- _Given task_:
Print the records below word for word, but leave out the pictures.
---------------
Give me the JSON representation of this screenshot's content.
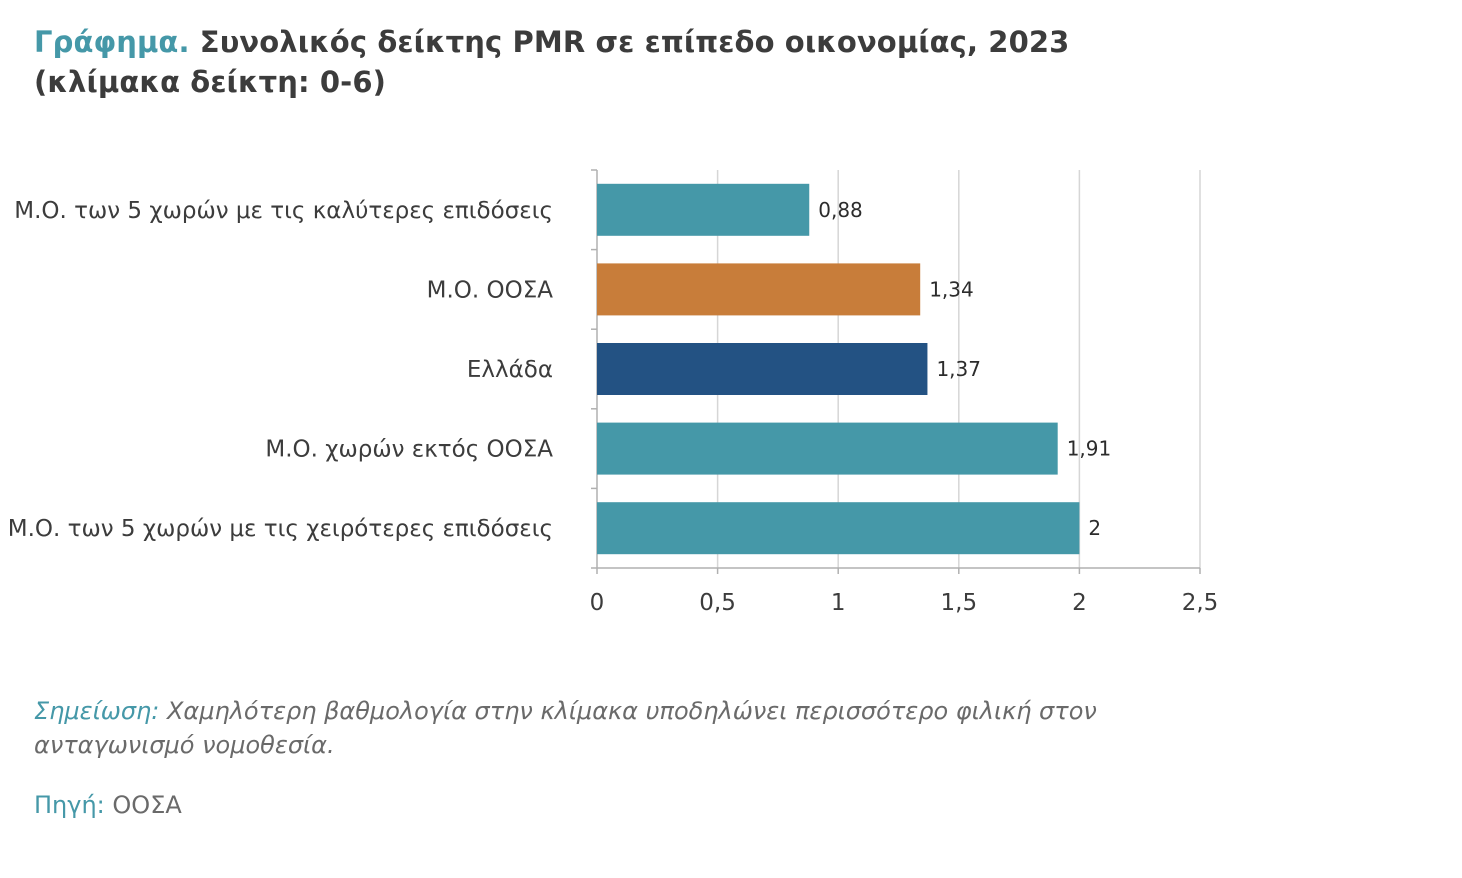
{
  "header": {
    "title_prefix": "Γράφημα.",
    "title_main": "Συνολικός δείκτης PMR σε επίπεδο οικονομίας, 2023",
    "title_line2": "(κλίμακα δείκτη: 0-6)"
  },
  "chart_data": {
    "type": "bar",
    "orientation": "horizontal",
    "categories": [
      "Μ.Ο. των 5 χωρών με τις καλύτερες επιδόσεις",
      "Μ.Ο. ΟΟΣΑ",
      "Ελλάδα",
      "Μ.Ο. χωρών εκτός ΟΟΣΑ",
      "Μ.Ο. των 5 χωρών με τις χειρότερες επιδόσεις"
    ],
    "values": [
      0.88,
      1.34,
      1.37,
      1.91,
      2
    ],
    "value_labels": [
      "0,88",
      "1,34",
      "1,37",
      "1,91",
      "2"
    ],
    "bar_colors": [
      "#4598a8",
      "#c87d3a",
      "#235283",
      "#4598a8",
      "#4598a8"
    ],
    "xlim": [
      0,
      2.5
    ],
    "xticks": [
      0,
      0.5,
      1,
      1.5,
      2,
      2.5
    ],
    "xtick_labels": [
      "0",
      "0,5",
      "1",
      "1,5",
      "2",
      "2,5"
    ],
    "grid": "vertical"
  },
  "footer": {
    "note_label": "Σημείωση:",
    "note_text": "Χαμηλότερη βαθμολογία στην κλίμακα υποδηλώνει περισσότερο φιλική στον ανταγωνισμό νομοθεσία.",
    "source_label": "Πηγή:",
    "source_text": "ΟΟΣΑ"
  }
}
---------------
- _Reply to the task_:
Give me the JSON representation of this screenshot's content.
{
  "header": {
    "title_prefix": "Γράφημα.",
    "title_main": "Συνολικός δείκτης PMR σε επίπεδο οικονομίας, 2023",
    "title_line2": "(κλίμακα δείκτη: 0-6)"
  },
  "chart_data": {
    "type": "bar",
    "orientation": "horizontal",
    "categories": [
      "Μ.Ο. των 5 χωρών με τις καλύτερες επιδόσεις",
      "Μ.Ο. ΟΟΣΑ",
      "Ελλάδα",
      "Μ.Ο. χωρών εκτός ΟΟΣΑ",
      "Μ.Ο. των 5 χωρών με τις χειρότερες επιδόσεις"
    ],
    "values": [
      0.88,
      1.34,
      1.37,
      1.91,
      2
    ],
    "value_labels": [
      "0,88",
      "1,34",
      "1,37",
      "1,91",
      "2"
    ],
    "bar_colors": [
      "#4598a8",
      "#c87d3a",
      "#235283",
      "#4598a8",
      "#4598a8"
    ],
    "xlim": [
      0,
      2.5
    ],
    "xticks": [
      0,
      0.5,
      1,
      1.5,
      2,
      2.5
    ],
    "xtick_labels": [
      "0",
      "0,5",
      "1",
      "1,5",
      "2",
      "2,5"
    ],
    "grid": "vertical"
  },
  "footer": {
    "note_label": "Σημείωση:",
    "note_text": "Χαμηλότερη βαθμολογία στην κλίμακα υποδηλώνει περισσότερο φιλική στον ανταγωνισμό νομοθεσία.",
    "source_label": "Πηγή:",
    "source_text": "ΟΟΣΑ"
  }
}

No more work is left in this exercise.